SHORT TASK :: Track down every line below that holds "noch" and copy it.

-=-=-

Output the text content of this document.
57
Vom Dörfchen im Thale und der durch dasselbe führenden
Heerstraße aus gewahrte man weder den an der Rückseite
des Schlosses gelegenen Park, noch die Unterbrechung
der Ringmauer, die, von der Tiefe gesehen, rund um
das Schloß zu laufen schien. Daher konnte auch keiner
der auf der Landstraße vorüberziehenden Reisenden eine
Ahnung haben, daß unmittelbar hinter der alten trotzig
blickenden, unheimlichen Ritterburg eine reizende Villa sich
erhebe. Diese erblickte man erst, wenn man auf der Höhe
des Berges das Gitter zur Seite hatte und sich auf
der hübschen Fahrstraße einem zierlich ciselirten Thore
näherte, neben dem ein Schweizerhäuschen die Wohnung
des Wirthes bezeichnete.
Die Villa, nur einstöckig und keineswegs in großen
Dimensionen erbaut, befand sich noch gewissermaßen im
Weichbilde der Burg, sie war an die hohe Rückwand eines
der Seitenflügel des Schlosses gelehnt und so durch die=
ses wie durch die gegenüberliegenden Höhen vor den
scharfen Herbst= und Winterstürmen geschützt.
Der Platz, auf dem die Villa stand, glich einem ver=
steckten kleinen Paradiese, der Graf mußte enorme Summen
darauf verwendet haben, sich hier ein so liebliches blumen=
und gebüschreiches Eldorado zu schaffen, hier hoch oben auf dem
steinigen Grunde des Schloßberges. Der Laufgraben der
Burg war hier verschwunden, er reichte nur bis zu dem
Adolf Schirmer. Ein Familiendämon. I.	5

-=-=-

OUTPUT FOR THIS EXERCISE ::
des Schlosses gelegenen Park, noch die Unterbrechung
Dimensionen erbaut, befand sich noch gewissermaßen im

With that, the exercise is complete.